### Excerpted records
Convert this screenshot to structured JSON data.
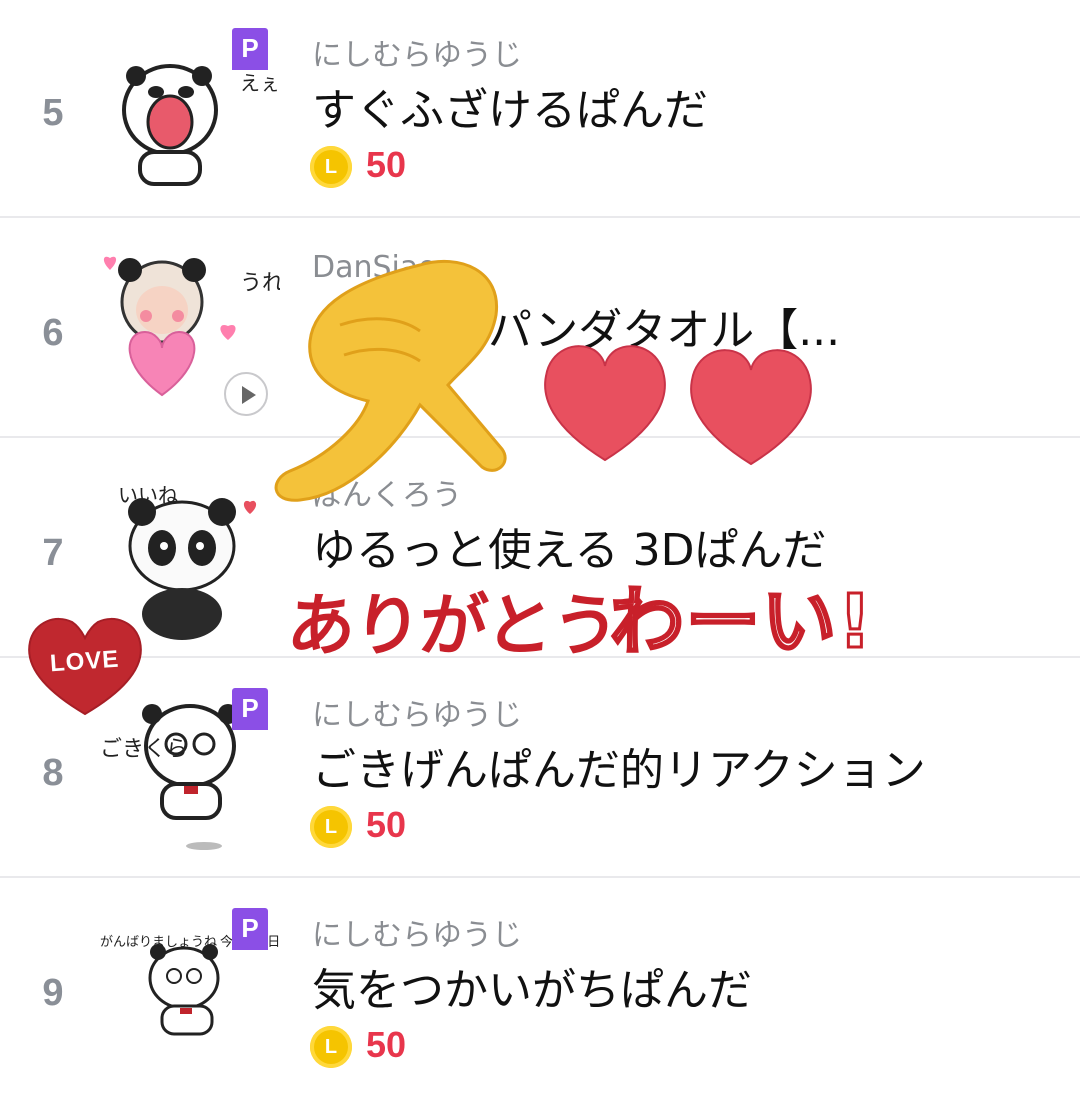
{
  "items": [
    {
      "rank": "5",
      "creator": "にしむらゆうじ",
      "title": "すぐふざけるぱんだ",
      "premium_badge": "P",
      "price": "50"
    },
    {
      "rank": "6",
      "creator": "DanSiao",
      "title": "【うを】パンダタオル【...",
      "premium_badge": "",
      "price": ""
    },
    {
      "rank": "7",
      "creator": "ぱんくろう",
      "title": "ゆるっと使える 3Dぱんだ",
      "premium_badge": "",
      "price": ""
    },
    {
      "rank": "8",
      "creator": "にしむらゆうじ",
      "title": "ごきげんぱんだ的リアクション",
      "premium_badge": "P",
      "price": "50"
    },
    {
      "rank": "9",
      "creator": "にしむらゆうじ",
      "title": "気をつかいがちぱんだ",
      "premium_badge": "P",
      "price": "50"
    }
  ],
  "coin_symbol": "L",
  "sticker_texts": {
    "item5": "えぇ〜",
    "item6": "うれしい",
    "item7": "いいね",
    "item8": "ごきくら",
    "item9a": "がんばりましょうね",
    "item9b": "今日も1日"
  },
  "overlay": {
    "love_label": "LOVE",
    "arigatou": "ありがとう",
    "waai": "わーい!"
  },
  "colors": {
    "price": "#e8364c",
    "premium": "#8b4fe6",
    "coin": "#f5c400",
    "heart": "#e8505f",
    "rank": "#8a8f97"
  }
}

### Exercise brief
Reproduce each line of the records exactly, and omit every picture.

### Task answer
Convert this screenshot to structured JSON data.
{
  "items": [
    {
      "rank": "5",
      "creator": "にしむらゆうじ",
      "title": "すぐふざけるぱんだ",
      "premium_badge": "P",
      "price": "50"
    },
    {
      "rank": "6",
      "creator": "DanSiao",
      "title": "【うを】パンダタオル【...",
      "premium_badge": "",
      "price": ""
    },
    {
      "rank": "7",
      "creator": "ぱんくろう",
      "title": "ゆるっと使える 3Dぱんだ",
      "premium_badge": "",
      "price": ""
    },
    {
      "rank": "8",
      "creator": "にしむらゆうじ",
      "title": "ごきげんぱんだ的リアクション",
      "premium_badge": "P",
      "price": "50"
    },
    {
      "rank": "9",
      "creator": "にしむらゆうじ",
      "title": "気をつかいがちぱんだ",
      "premium_badge": "P",
      "price": "50"
    }
  ],
  "coin_symbol": "L",
  "sticker_texts": {
    "item5": "えぇ〜",
    "item6": "うれしい",
    "item7": "いいね",
    "item8": "ごきくら",
    "item9a": "がんばりましょうね",
    "item9b": "今日も1日"
  },
  "overlay": {
    "love_label": "LOVE",
    "arigatou": "ありがとう",
    "waai": "わーい!"
  },
  "colors": {
    "price": "#e8364c",
    "premium": "#8b4fe6",
    "coin": "#f5c400",
    "heart": "#e8505f",
    "rank": "#8a8f97"
  }
}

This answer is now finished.